*PROBLEM DESCRIPTION*. Locate every line below that contains the word "median" and copy it.

(Data extracted from a collection)
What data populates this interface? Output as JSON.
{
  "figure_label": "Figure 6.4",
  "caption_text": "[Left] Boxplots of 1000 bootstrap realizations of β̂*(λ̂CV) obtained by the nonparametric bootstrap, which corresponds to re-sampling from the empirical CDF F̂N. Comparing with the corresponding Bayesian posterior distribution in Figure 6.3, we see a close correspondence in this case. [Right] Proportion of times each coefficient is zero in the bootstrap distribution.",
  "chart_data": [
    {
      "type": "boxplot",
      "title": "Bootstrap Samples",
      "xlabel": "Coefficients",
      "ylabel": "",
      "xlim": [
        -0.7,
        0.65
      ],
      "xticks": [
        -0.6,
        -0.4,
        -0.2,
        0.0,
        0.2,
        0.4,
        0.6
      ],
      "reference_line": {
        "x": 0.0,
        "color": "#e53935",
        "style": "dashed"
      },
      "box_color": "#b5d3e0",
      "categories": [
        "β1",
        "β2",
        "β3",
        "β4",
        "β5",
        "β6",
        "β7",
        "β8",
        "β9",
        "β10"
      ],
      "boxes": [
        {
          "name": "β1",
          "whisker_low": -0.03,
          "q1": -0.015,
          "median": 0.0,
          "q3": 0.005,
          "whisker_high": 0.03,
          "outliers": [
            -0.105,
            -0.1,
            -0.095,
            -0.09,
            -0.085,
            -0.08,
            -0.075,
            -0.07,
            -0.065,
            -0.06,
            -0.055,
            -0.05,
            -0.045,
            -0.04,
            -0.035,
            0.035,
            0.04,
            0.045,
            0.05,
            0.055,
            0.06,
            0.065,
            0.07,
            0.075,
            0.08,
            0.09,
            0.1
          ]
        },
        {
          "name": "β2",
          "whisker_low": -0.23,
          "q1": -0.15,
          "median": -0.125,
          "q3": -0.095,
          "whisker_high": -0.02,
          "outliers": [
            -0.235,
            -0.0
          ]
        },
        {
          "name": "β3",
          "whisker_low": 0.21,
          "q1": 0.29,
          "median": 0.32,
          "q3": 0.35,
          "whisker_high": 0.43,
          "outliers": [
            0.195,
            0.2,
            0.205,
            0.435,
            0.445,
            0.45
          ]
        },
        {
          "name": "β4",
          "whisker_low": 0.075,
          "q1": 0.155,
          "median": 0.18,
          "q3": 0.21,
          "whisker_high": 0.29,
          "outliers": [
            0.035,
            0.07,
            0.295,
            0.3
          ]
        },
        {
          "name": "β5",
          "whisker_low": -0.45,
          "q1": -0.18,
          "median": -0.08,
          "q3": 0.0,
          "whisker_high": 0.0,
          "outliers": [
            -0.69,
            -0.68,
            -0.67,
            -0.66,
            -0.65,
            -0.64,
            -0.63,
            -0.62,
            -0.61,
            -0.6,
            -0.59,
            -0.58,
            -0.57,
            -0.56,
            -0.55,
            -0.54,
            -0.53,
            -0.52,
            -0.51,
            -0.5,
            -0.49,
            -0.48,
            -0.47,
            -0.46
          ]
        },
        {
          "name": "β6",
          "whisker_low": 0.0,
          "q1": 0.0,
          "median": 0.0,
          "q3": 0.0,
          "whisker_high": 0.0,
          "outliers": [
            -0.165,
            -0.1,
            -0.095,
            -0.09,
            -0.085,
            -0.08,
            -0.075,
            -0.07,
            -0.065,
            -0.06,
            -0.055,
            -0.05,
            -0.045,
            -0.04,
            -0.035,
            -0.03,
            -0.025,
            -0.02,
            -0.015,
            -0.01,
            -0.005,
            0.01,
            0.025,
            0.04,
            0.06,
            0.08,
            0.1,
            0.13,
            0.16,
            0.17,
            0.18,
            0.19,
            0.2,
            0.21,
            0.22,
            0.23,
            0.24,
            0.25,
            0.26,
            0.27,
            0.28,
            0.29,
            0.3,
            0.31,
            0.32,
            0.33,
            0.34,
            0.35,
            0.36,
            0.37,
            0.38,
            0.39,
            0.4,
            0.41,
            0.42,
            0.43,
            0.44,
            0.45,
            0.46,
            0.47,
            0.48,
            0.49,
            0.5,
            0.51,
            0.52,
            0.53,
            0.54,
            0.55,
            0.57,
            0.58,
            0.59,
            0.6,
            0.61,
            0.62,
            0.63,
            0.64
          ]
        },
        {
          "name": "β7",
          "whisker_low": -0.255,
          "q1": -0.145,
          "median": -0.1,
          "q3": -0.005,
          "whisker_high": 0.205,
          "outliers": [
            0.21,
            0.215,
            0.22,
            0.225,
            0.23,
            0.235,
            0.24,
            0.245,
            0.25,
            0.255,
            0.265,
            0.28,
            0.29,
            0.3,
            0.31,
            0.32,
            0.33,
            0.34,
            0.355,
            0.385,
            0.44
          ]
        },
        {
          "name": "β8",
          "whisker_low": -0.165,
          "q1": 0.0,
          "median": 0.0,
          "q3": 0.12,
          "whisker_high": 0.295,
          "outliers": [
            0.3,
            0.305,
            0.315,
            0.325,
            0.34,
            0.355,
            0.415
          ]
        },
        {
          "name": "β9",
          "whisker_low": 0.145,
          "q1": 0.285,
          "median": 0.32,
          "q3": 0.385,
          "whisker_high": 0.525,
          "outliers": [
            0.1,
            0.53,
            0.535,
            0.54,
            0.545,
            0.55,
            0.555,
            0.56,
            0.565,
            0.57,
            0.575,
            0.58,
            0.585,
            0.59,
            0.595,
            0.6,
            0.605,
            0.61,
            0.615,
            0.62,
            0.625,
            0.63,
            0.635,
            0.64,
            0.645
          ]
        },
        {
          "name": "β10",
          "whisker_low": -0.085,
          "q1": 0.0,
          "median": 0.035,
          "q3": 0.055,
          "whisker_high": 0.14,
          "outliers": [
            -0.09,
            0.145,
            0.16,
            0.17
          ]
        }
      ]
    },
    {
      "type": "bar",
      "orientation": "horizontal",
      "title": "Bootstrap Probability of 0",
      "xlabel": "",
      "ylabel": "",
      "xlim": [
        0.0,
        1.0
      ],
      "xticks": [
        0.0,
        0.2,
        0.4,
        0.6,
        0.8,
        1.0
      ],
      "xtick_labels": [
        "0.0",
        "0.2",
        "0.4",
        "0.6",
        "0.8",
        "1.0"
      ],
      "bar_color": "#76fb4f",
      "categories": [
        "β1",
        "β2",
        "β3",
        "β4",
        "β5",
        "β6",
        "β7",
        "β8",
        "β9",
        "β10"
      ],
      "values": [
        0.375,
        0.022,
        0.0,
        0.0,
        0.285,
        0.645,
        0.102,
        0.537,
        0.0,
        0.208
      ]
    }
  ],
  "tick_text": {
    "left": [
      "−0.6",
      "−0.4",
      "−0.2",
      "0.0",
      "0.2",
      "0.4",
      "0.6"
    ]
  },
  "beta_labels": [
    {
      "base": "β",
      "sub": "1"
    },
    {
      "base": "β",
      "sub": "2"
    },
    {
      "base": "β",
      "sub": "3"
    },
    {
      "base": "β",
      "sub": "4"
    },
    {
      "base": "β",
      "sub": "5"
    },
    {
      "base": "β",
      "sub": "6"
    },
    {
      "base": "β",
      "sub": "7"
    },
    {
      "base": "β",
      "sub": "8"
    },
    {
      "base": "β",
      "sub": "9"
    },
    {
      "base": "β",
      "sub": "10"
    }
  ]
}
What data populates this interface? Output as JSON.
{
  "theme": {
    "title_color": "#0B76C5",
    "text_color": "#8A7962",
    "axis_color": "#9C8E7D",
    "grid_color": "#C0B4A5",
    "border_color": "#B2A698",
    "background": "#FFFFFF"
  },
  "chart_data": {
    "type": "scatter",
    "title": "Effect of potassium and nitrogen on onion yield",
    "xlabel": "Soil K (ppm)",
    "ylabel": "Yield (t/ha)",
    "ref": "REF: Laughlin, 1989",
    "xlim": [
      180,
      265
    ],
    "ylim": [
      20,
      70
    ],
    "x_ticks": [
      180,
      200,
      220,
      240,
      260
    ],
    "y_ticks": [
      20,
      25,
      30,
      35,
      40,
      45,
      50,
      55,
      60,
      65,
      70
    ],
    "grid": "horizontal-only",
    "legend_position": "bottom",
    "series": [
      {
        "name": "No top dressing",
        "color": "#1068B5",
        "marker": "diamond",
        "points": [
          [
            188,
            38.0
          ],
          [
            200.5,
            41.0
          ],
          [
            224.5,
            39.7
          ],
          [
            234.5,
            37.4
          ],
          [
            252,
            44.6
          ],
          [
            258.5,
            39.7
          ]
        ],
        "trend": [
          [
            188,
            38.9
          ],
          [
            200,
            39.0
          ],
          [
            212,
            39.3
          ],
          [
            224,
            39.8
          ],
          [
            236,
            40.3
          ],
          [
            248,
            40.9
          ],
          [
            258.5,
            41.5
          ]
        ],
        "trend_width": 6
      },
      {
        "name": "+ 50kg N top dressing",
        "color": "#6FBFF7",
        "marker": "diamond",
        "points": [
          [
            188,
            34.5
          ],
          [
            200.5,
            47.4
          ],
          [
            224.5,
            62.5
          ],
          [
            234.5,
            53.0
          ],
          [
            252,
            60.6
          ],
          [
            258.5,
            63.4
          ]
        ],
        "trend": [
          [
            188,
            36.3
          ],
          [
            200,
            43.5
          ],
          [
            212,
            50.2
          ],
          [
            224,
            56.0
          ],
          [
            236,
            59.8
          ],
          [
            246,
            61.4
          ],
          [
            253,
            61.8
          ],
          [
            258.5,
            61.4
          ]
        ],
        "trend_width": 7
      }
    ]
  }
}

*PROBLEM SOLUTION*.
          "median": 0.0,
          "median": -0.125,
          "median": 0.32,
          "median": 0.18,
          "median": -0.08,
          "median": 0.0,
          "median": -0.1,
          "median": 0.0,
          "median": 0.32,
          "median": 0.035,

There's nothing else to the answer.